#### Work to do
Filter the data for lines with the word "JSON", then copy every line so identified.

#### Provided records
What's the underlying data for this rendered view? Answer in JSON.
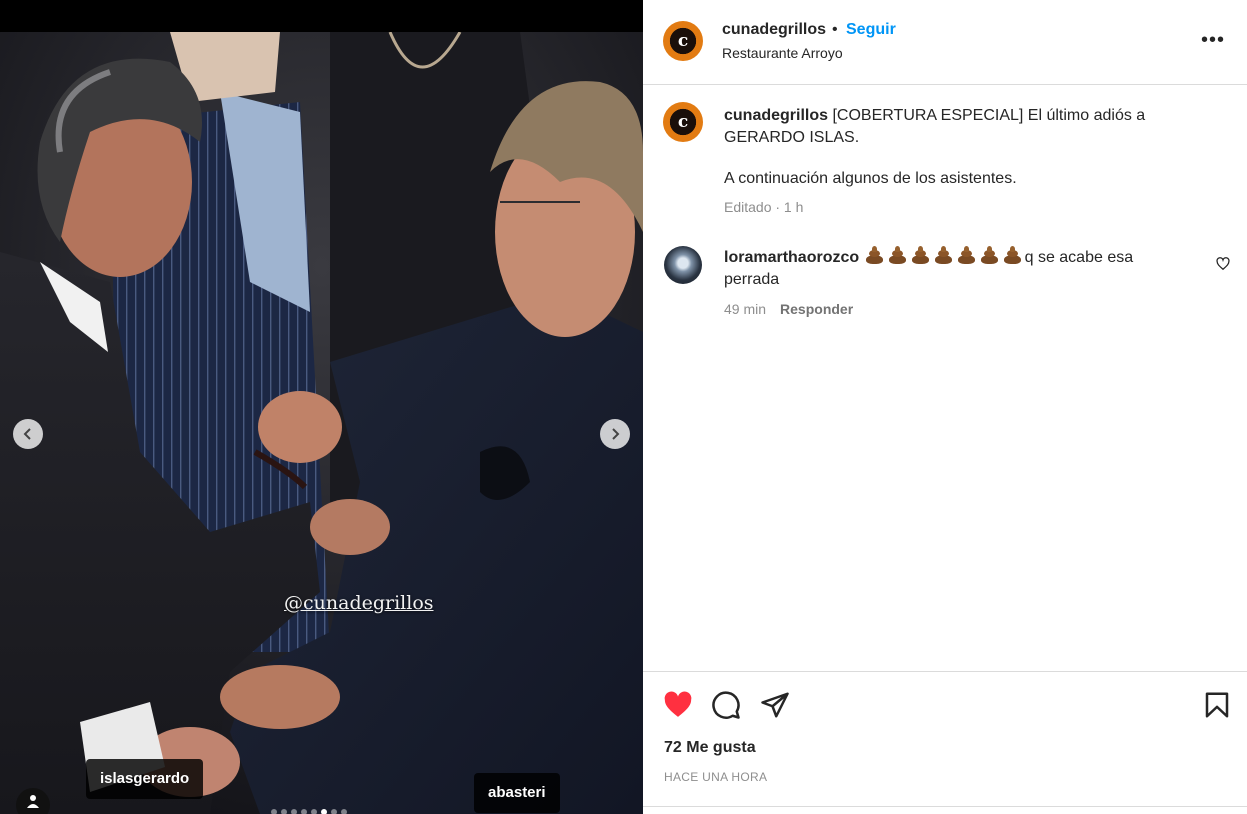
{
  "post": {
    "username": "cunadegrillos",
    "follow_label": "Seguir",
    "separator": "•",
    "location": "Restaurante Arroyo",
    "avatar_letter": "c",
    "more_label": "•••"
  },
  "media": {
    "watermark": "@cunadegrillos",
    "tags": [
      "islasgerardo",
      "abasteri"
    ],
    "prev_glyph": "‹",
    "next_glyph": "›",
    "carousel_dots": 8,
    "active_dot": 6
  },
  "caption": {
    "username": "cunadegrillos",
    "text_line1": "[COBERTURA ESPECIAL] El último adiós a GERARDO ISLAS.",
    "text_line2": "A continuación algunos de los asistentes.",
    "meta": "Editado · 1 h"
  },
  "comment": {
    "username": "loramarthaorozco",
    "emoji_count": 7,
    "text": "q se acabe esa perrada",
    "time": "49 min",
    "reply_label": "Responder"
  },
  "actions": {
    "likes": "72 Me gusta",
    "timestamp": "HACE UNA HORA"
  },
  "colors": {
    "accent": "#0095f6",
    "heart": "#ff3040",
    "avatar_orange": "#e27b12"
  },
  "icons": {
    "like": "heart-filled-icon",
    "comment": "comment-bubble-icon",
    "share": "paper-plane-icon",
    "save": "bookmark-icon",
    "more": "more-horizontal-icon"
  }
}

==

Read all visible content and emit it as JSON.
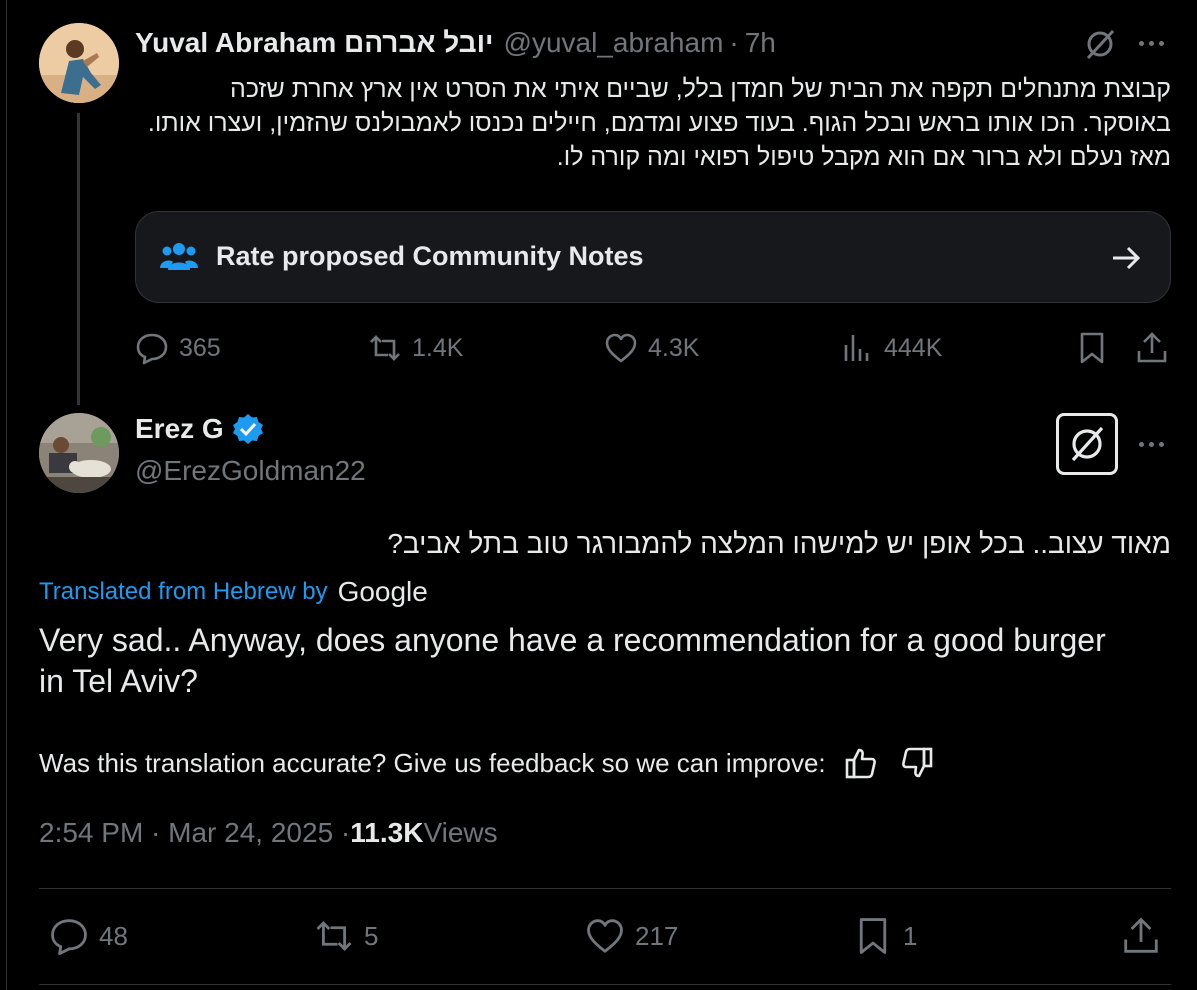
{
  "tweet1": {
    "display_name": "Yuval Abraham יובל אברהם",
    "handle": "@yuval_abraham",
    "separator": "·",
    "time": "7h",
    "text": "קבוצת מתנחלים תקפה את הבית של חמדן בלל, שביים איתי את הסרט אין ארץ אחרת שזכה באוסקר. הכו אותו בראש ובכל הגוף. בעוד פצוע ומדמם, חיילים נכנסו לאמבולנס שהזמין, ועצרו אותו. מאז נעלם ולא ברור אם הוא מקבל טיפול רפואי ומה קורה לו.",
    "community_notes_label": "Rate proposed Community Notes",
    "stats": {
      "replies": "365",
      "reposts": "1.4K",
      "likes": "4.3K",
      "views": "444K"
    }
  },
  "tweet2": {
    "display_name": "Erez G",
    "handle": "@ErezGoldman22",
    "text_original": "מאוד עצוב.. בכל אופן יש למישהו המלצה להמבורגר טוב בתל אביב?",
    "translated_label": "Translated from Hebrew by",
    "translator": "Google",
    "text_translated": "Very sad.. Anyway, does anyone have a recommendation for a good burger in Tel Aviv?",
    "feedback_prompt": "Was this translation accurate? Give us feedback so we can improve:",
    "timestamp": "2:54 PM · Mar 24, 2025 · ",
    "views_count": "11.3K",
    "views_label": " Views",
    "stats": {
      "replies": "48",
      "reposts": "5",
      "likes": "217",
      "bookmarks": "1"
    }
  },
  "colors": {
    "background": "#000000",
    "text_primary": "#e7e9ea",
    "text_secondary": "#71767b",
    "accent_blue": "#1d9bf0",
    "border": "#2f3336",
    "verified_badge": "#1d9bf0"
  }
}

#### Task result
What's the underlying data for this rendered view? Answer in JSON.
Read all visible content and emit it as JSON.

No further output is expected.